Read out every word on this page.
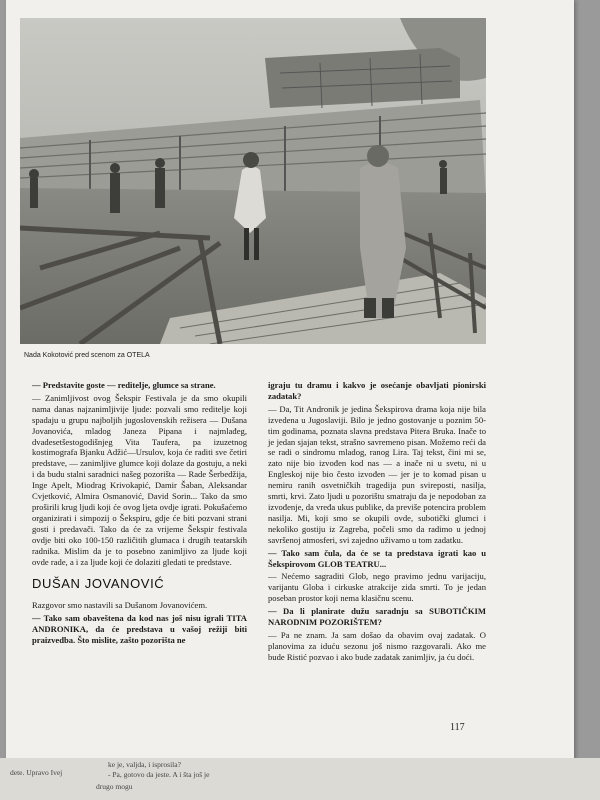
Nada Kokotović pred scenom za OTELA

— Predstavite goste — reditelje, glumce sa strane.

— Zanimljivost ovog Šekspir Festivala je da smo okupili nama danas najzanimljivije ljude: pozvali smo reditelje koji spadaju u grupu najboljih jugoslovenskih režisera — Dušana Jovanovića, mladog Janeza Pipana i najmlađeg, dvadesetšestogodišnjeg Vita Taufera, pa izuzetnog kostimografa Bjanku Adžić—Ursulov, koja će raditi sve četiri predstave, — zanimljive glumce koji dolaze da gostuju, a neki i da budu stalni saradnici našeg pozorišta — Rade Šerbedžija, Inge Apelt, Miodrag Krivokapić, Damir Šaban, Aleksandar Cvjetković, Almira Osmanović, David Sorin... Tako da smo proširili krug ljudi koji će ovog ljeta ovdje igrati. Pokušaćemo organizirati i simpozij o Šekspiru, gdje će biti pozvani strani gosti i predavači. Tako da će za vrijeme Šekspir festivala ovdje biti oko 100-150 različitih glumaca i drugih teatarskih radnika. Mislim da je to posebno zanimljivo za ljude koji ovde rade, a i za ljude koji će dolaziti gledati te predstave.

DUŠAN JOVANOVIĆ

Razgovor smo nastavili sa Dušanom Jovanovićem.

— Tako sam obaveštena da kod nas još nisu igrali TITA ANDRONIKA, da će predstava u vašoj režiji biti praizvedba. Što mislite, zašto pozorišta ne

igraju tu dramu i kakvo je osećanje obavljati pionirski zadatak?

— Da, Tit Andronik je jedina Šekspirova drama koja nije bila izvedena u Jugoslaviji. Bilo je jedno gostovanje u poznim 50-tim godinama, poznata slavna predstava Pitera Bruka. Inače to je jedan sjajan tekst, strašno savremeno pisan. Možemo reći da se radi o sindromu mladog, ranog Lira. Taj tekst, čini mi se, zato nije bio izvođen kod nas — a inače ni u svetu, ni u Engleskoj nije bio često izvođen — jer je to komad pisan u nemiru ranih osvetničkih tragedija pun svireposti, nasilja, smrti, krvi. Zato ljudi u pozorištu smatraju da je nepodoban za izvođenje, da vređa ukus publike, da previše potencira problem nasilja. Mi, koji smo se okupili ovde, subotički glumci i nekoliko gostiju iz Zagreba, počeli smo da radimo u jednoj savršenoj atmosferi, svi zajedno uživamo u tom zadatku.

— Tako sam čula, da će se ta predstava igrati kao u Šekspirovom GLOB TEATRU...

— Nećemo sagraditi Glob, nego pravimo jednu varijaciju, varijantu Globa i cirkuske atrakcije zida smrti. To je jedan poseban prostor koji nema klasičnu scenu.

— Da li planirate dužu saradnju sa SUBOTIČKIM NARODNIM POZORIŠTEM?

— Pa ne znam. Ja sam došao da obavim ovaj zadatak. O planovima za iduću sezonu još nismo razgovarali. Ako me bude Ristić pozvao i ako bude zadatak zanimljiv, ja ću doći.

117
dete. Upravo Ivej
ke je, valjda, i isprosila?
- Pa, gotovo da jeste. A i šta još je
drugo mogu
--------
■ What is expected:
Pull out every line containing "zadatak".

■ Solution to this task:
igraju tu dramu i kakvo je osećanje obavljati pionirski zadatak?
— Pa ne znam. Ja sam došao da obavim ovaj zadatak. O planovima za iduću sezonu još nismo razgovarali. Ako me bude Ristić pozvao i ako bude zadatak zanimljiv, ja ću doći.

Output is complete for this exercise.